Work to do:
Reproduce all the entries precisely.

(Records from a collection of figures)
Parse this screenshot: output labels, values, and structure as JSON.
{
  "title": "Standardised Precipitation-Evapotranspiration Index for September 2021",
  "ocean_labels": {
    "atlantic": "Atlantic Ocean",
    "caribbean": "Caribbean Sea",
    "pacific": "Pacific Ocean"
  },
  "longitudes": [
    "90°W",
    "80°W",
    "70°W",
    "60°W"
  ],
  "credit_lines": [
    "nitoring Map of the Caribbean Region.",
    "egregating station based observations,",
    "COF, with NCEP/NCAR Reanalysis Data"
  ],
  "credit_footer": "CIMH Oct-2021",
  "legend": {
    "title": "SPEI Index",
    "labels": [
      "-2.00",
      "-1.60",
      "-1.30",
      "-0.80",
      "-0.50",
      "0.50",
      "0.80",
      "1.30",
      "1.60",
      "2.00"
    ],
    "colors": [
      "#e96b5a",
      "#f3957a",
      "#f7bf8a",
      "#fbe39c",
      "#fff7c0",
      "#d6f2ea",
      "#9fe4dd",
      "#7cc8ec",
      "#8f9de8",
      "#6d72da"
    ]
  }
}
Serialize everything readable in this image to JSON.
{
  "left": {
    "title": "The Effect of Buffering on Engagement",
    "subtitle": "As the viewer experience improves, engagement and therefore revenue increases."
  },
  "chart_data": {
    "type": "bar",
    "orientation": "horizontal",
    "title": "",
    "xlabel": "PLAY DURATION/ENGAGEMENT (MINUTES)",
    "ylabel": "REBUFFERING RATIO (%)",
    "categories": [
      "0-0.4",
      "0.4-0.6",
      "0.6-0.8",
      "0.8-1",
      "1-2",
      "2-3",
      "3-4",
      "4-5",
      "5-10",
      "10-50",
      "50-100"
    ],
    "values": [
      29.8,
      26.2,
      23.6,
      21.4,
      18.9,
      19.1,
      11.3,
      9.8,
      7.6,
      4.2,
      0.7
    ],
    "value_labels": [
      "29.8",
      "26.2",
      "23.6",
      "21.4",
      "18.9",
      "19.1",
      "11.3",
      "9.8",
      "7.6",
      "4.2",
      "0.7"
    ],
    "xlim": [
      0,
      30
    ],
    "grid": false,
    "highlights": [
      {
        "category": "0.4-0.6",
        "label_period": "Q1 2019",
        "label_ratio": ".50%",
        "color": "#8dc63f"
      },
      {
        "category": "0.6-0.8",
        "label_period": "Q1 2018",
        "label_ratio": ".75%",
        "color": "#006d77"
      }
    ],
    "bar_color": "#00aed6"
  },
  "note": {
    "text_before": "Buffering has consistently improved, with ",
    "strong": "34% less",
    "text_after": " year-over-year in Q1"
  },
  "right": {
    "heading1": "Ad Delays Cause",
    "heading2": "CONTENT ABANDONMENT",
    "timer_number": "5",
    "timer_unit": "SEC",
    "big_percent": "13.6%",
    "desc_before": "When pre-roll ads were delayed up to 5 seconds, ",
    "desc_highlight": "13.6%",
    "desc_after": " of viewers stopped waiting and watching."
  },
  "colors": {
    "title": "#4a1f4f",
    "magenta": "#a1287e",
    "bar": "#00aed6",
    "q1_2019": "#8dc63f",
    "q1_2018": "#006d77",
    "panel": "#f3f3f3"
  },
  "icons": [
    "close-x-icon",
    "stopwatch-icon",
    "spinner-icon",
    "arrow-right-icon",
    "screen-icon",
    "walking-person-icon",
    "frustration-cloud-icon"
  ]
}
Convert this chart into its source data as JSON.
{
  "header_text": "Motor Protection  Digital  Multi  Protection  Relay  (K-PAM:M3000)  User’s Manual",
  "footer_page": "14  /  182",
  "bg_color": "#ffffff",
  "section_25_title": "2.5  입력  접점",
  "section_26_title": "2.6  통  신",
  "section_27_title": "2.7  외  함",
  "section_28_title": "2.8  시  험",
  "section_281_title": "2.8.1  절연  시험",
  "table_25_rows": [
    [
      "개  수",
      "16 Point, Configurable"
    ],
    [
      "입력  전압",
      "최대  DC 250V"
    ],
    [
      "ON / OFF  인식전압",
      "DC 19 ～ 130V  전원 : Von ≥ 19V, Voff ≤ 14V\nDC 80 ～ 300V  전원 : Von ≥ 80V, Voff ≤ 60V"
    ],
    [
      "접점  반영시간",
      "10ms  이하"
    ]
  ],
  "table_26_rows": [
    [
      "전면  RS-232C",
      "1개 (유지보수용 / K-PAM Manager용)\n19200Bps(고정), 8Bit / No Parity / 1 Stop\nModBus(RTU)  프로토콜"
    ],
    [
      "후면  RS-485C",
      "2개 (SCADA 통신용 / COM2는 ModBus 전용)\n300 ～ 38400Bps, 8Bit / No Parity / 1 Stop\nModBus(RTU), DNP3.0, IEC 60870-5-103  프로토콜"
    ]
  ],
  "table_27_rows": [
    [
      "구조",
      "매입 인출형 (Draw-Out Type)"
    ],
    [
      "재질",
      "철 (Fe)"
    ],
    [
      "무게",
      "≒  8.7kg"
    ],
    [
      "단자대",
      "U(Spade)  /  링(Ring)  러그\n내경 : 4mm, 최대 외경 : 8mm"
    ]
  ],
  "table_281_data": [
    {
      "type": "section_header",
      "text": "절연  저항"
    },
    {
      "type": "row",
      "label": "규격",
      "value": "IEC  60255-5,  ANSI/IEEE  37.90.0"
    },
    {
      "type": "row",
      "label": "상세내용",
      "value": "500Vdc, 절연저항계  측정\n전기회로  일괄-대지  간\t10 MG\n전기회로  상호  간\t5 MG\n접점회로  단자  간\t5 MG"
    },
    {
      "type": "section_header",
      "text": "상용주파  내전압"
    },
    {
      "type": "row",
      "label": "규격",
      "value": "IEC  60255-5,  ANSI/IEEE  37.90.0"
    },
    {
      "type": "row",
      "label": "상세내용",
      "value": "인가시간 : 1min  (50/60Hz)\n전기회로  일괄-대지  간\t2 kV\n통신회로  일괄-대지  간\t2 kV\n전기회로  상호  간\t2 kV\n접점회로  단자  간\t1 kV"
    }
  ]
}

Expected answer:
Parse this screenshot: output labels, values, and structure as JSON.
{
  "title": "Standardised Precipitation-Evapotranspiration Index for September 2021",
  "ocean_labels": {
    "atlantic": "Atlantic Ocean",
    "caribbean": "Caribbean Sea",
    "pacific": "Pacific Ocean"
  },
  "longitudes": [
    "90°W",
    "80°W",
    "70°W",
    "60°W"
  ],
  "credit_lines": [
    "nitoring Map of the Caribbean Region.",
    "egregating station based observations,",
    "COF, with NCEP/NCAR Reanalysis Data"
  ],
  "credit_footer": "CIMH Oct-2021",
  "legend": {
    "title": "SPEI Index",
    "labels": [
      "-2.00",
      "-1.60",
      "-1.30",
      "-0.80",
      "-0.50",
      "0.50",
      "0.80",
      "1.30",
      "1.60",
      "2.00"
    ],
    "colors": [
      "#e96b5a",
      "#f3957a",
      "#f7bf8a",
      "#fbe39c",
      "#fff7c0",
      "#d6f2ea",
      "#9fe4dd",
      "#7cc8ec",
      "#8f9de8",
      "#6d72da"
    ]
  }
}
Serialize everything readable in this image to JSON.
{
  "left": {
    "title": "The Effect of Buffering on Engagement",
    "subtitle": "As the viewer experience improves, engagement and therefore revenue increases."
  },
  "chart_data": {
    "type": "bar",
    "orientation": "horizontal",
    "title": "",
    "xlabel": "PLAY DURATION/ENGAGEMENT (MINUTES)",
    "ylabel": "REBUFFERING RATIO (%)",
    "categories": [
      "0-0.4",
      "0.4-0.6",
      "0.6-0.8",
      "0.8-1",
      "1-2",
      "2-3",
      "3-4",
      "4-5",
      "5-10",
      "10-50",
      "50-100"
    ],
    "values": [
      29.8,
      26.2,
      23.6,
      21.4,
      18.9,
      19.1,
      11.3,
      9.8,
      7.6,
      4.2,
      0.7
    ],
    "value_labels": [
      "29.8",
      "26.2",
      "23.6",
      "21.4",
      "18.9",
      "19.1",
      "11.3",
      "9.8",
      "7.6",
      "4.2",
      "0.7"
    ],
    "xlim": [
      0,
      30
    ],
    "grid": false,
    "highlights": [
      {
        "category": "0.4-0.6",
        "label_period": "Q1 2019",
        "label_ratio": ".50%",
        "color": "#8dc63f"
      },
      {
        "category": "0.6-0.8",
        "label_period": "Q1 2018",
        "label_ratio": ".75%",
        "color": "#006d77"
      }
    ],
    "bar_color": "#00aed6"
  },
  "note": {
    "text_before": "Buffering has consistently improved, with ",
    "strong": "34% less",
    "text_after": " year-over-year in Q1"
  },
  "right": {
    "heading1": "Ad Delays Cause",
    "heading2": "CONTENT ABANDONMENT",
    "timer_number": "5",
    "timer_unit": "SEC",
    "big_percent": "13.6%",
    "desc_before": "When pre-roll ads were delayed up to 5 seconds, ",
    "desc_highlight": "13.6%",
    "desc_after": " of viewers stopped waiting and watching."
  },
  "colors": {
    "title": "#4a1f4f",
    "magenta": "#a1287e",
    "bar": "#00aed6",
    "q1_2019": "#8dc63f",
    "q1_2018": "#006d77",
    "panel": "#f3f3f3"
  },
  "icons": [
    "close-x-icon",
    "stopwatch-icon",
    "spinner-icon",
    "arrow-right-icon",
    "screen-icon",
    "walking-person-icon",
    "frustration-cloud-icon"
  ]
}
Convert this chart into its source data as JSON.
{
  "header_text": "Motor Protection  Digital  Multi  Protection  Relay  (K-PAM:M3000)  User’s Manual",
  "footer_page": "14  /  182",
  "bg_color": "#ffffff",
  "section_25_title": "2.5  입력  접점",
  "section_26_title": "2.6  통  신",
  "section_27_title": "2.7  외  함",
  "section_28_title": "2.8  시  험",
  "section_281_title": "2.8.1  절연  시험",
  "table_25_rows": [
    [
      "개  수",
      "16 Point, Configurable"
    ],
    [
      "입력  전압",
      "최대  DC 250V"
    ],
    [
      "ON / OFF  인식전압",
      "DC 19 ～ 130V  전원 : Von ≥ 19V, Voff ≤ 14V\nDC 80 ～ 300V  전원 : Von ≥ 80V, Voff ≤ 60V"
    ],
    [
      "접점  반영시간",
      "10ms  이하"
    ]
  ],
  "table_26_rows": [
    [
      "전면  RS-232C",
      "1개 (유지보수용 / K-PAM Manager용)\n19200Bps(고정), 8Bit / No Parity / 1 Stop\nModBus(RTU)  프로토콜"
    ],
    [
      "후면  RS-485C",
      "2개 (SCADA 통신용 / COM2는 ModBus 전용)\n300 ～ 38400Bps, 8Bit / No Parity / 1 Stop\nModBus(RTU), DNP3.0, IEC 60870-5-103  프로토콜"
    ]
  ],
  "table_27_rows": [
    [
      "구조",
      "매입 인출형 (Draw-Out Type)"
    ],
    [
      "재질",
      "철 (Fe)"
    ],
    [
      "무게",
      "≒  8.7kg"
    ],
    [
      "단자대",
      "U(Spade)  /  링(Ring)  러그\n내경 : 4mm, 최대 외경 : 8mm"
    ]
  ],
  "table_281_data": [
    {
      "type": "section_header",
      "text": "절연  저항"
    },
    {
      "type": "row",
      "label": "규격",
      "value": "IEC  60255-5,  ANSI/IEEE  37.90.0"
    },
    {
      "type": "row",
      "label": "상세내용",
      "value": "500Vdc, 절연저항계  측정\n전기회로  일괄-대지  간\t10 MG\n전기회로  상호  간\t5 MG\n접점회로  단자  간\t5 MG"
    },
    {
      "type": "section_header",
      "text": "상용주파  내전압"
    },
    {
      "type": "row",
      "label": "규격",
      "value": "IEC  60255-5,  ANSI/IEEE  37.90.0"
    },
    {
      "type": "row",
      "label": "상세내용",
      "value": "인가시간 : 1min  (50/60Hz)\n전기회로  일괄-대지  간\t2 kV\n통신회로  일괄-대지  간\t2 kV\n전기회로  상호  간\t2 kV\n접점회로  단자  간\t1 kV"
    }
  ]
}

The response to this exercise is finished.